▸ Exercise directions: Only lines with the string "that" matter here; gather them from the material below.

▸ Material shown:
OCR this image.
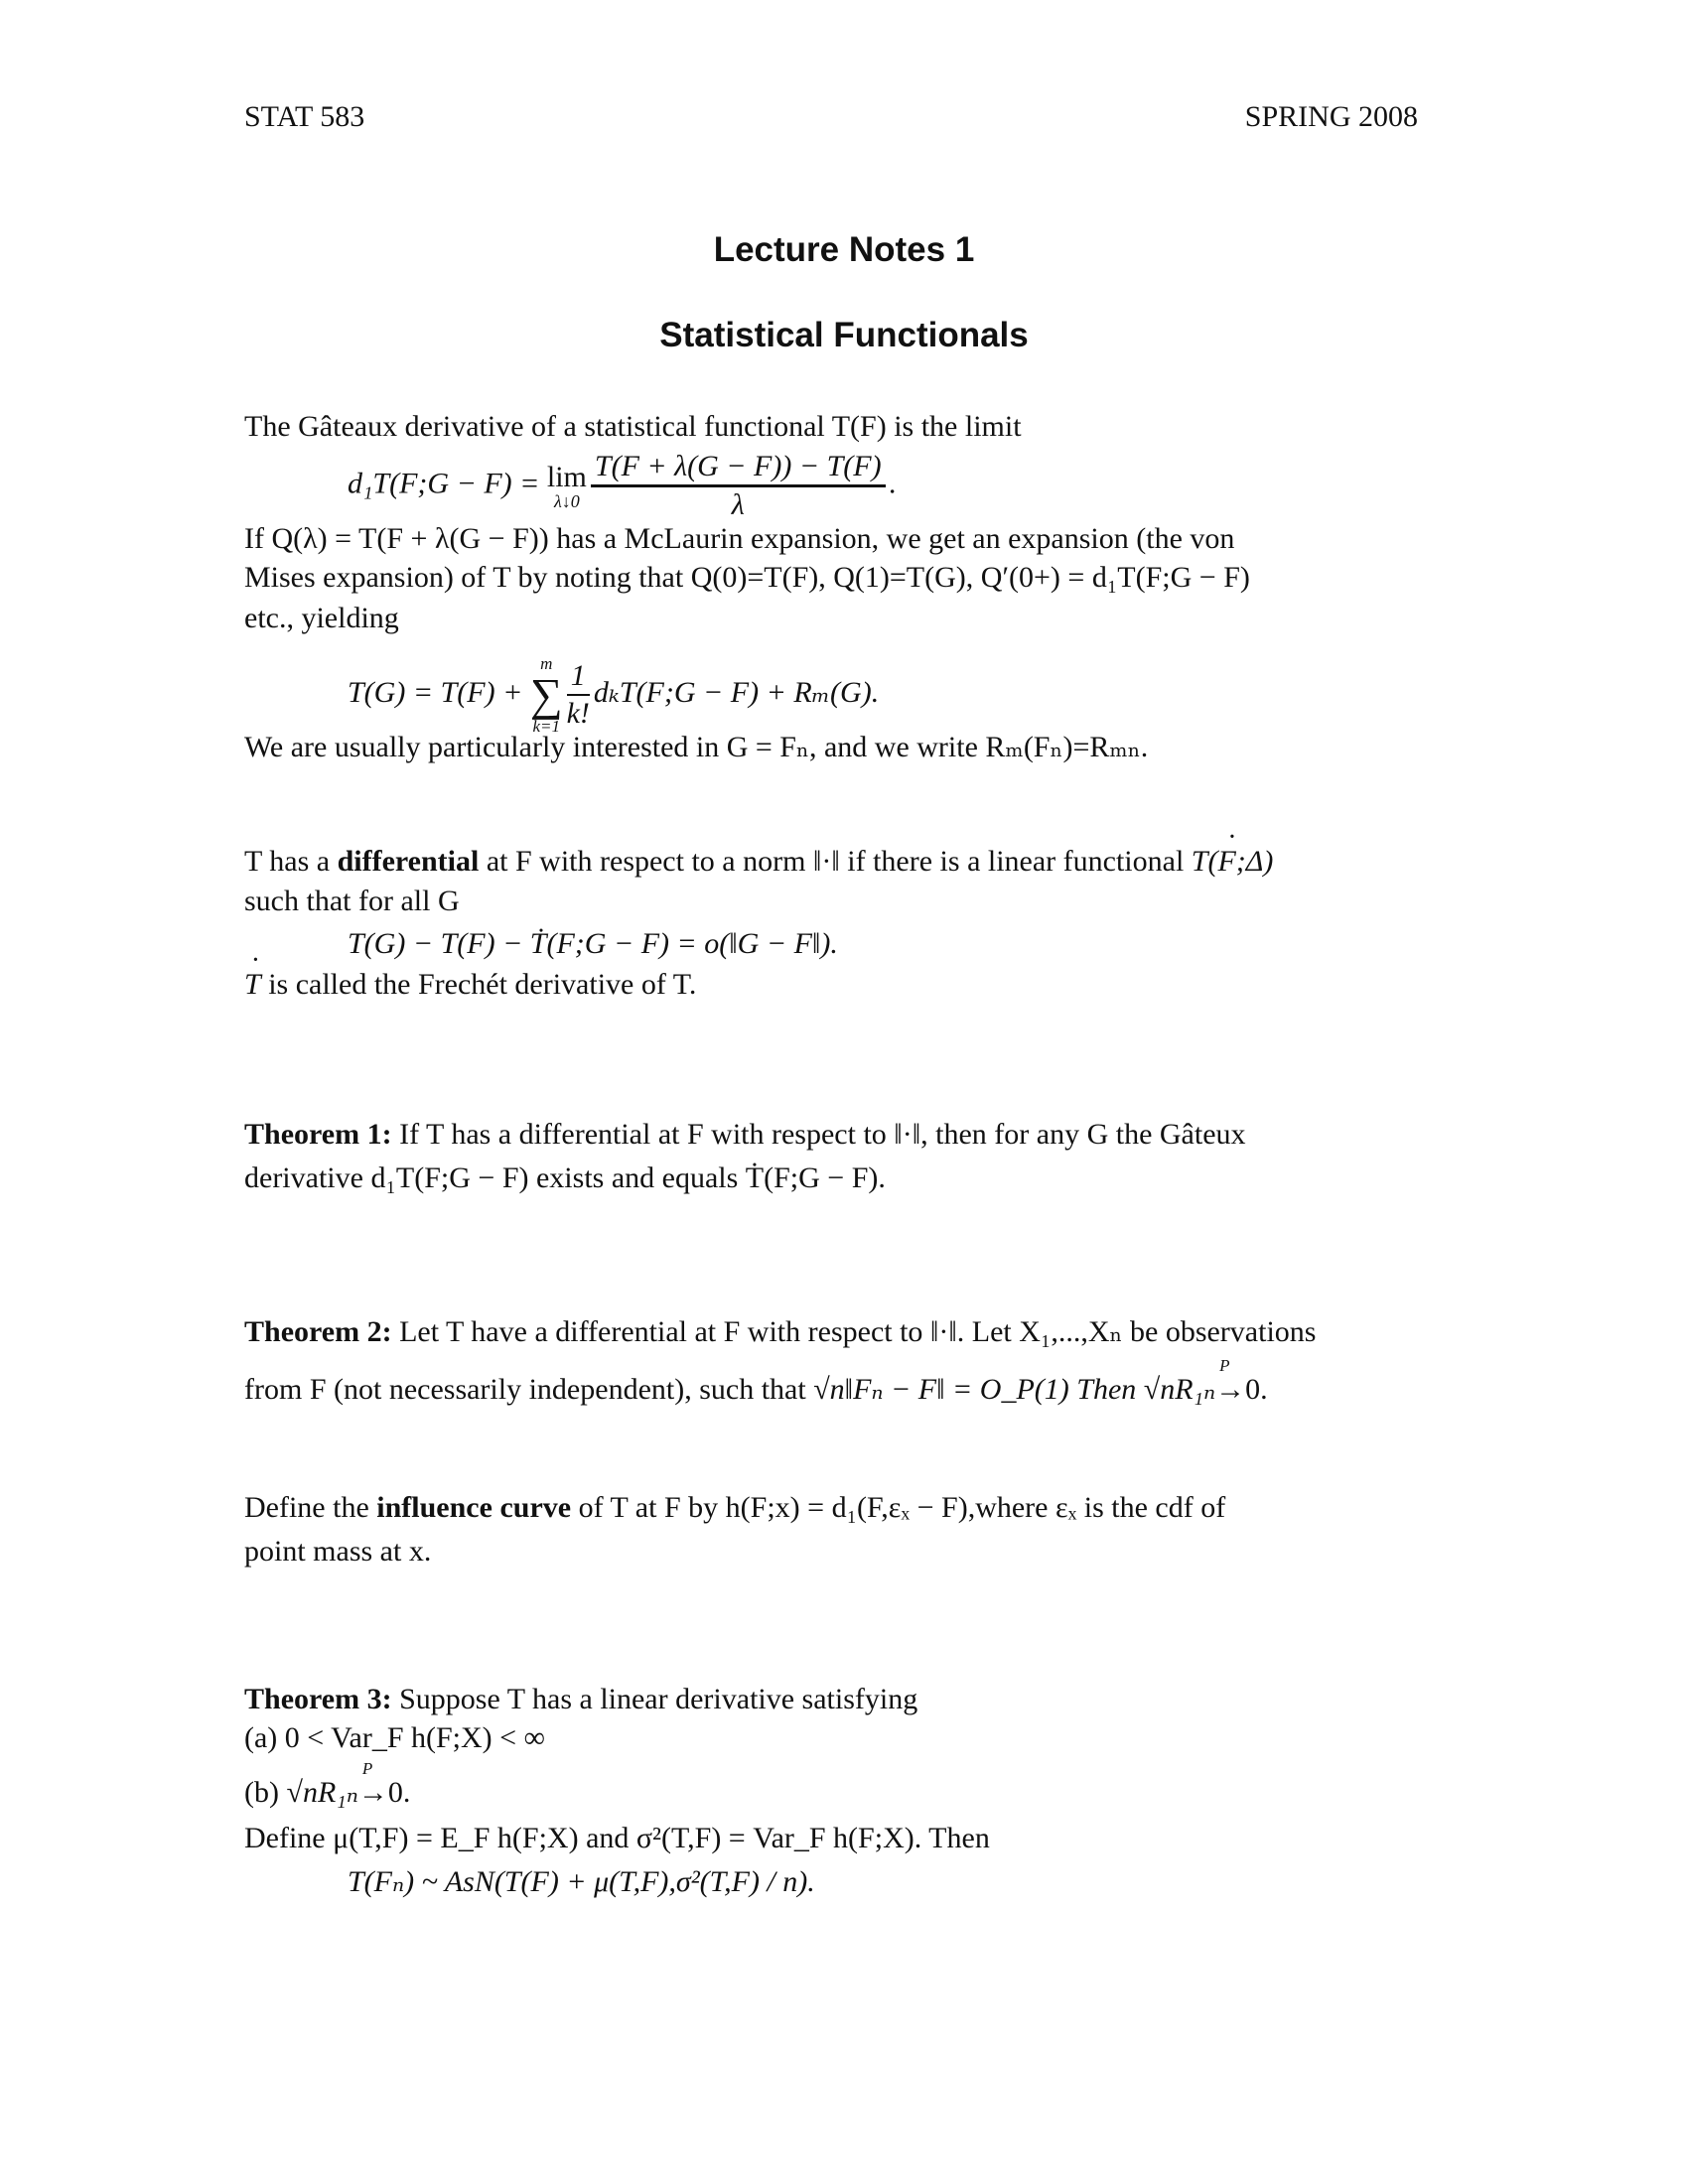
STAT 583	SPRING 2008
Lecture Notes 1
Statistical Functionals
The Gâteaux derivative of a statistical functional T(F) is the limit
d₁T(F;G − F) = lim
λ↓0 $\frac{T(F + \lambda(G - F)) - T(F)}{\lambda}$ .
If Q(λ) = T(F + λ(G − F)) has a McLaurin expansion, we get an expansion (the von
Mises expansion) of T by noting that Q(0)=T(F), Q(1)=T(G), Q′(0+) = d₁T(F;G − F)
etc., yielding
T(G) = T(F) +
m
∑
$k=1 \frac{1}{k!}$ dₖT(F;G − F) + Rₘ(G).
We are usually particularly interested in G = Fₙ, and we write Rₘ(Fₙ)=Rₘₙ.
T has a differential at F with respect to a norm ‖·‖ if there is a linear functional · T(F;Δ)
such that for all G
T(G) − T(F) − Ṫ(F;G − F) = o(‖G − F‖).
· T is called the Frechét derivative of T.
Theorem 1: If T has a differential at F with respect to ‖·‖, then for any G the Gâteux
derivative d₁T(F;G − F) exists and equals Ṫ(F;G − F).
Theorem 2: Let T have a differential at F with respect to ‖·‖. Let X₁,...,Xₙ be observations
from F (not necessarily independent), such that √n‖Fₙ − F‖ = O_P(1) Then √nR₁ₙ
P
→0.
Define the influence curve of T at F by h(F;x) = d₁(F,εₓ − F),where εₓ is the cdf of
point mass at x.
Theorem 3: Suppose T has a linear derivative satisfying
(a) 0 < Var_F h(F;X) < ∞
(b) √nR₁ₙ
P
→0.
Define μ(T,F) = E_F h(F;X) and σ²(T,F) = Var_F h(F;X). Then
T(Fₙ) ~ AsN(T(F) + μ(T,F),σ²(T,F) / n).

▸ Correct response:
Mises expansion) of T by noting that Q(0)=T(F), Q(1)=T(G), Q′(0+) = d₁T(F;G − F)
such that for all G
from F (not necessarily independent), such that √n‖Fₙ − F‖ = O_P(1) Then √nR₁ₙ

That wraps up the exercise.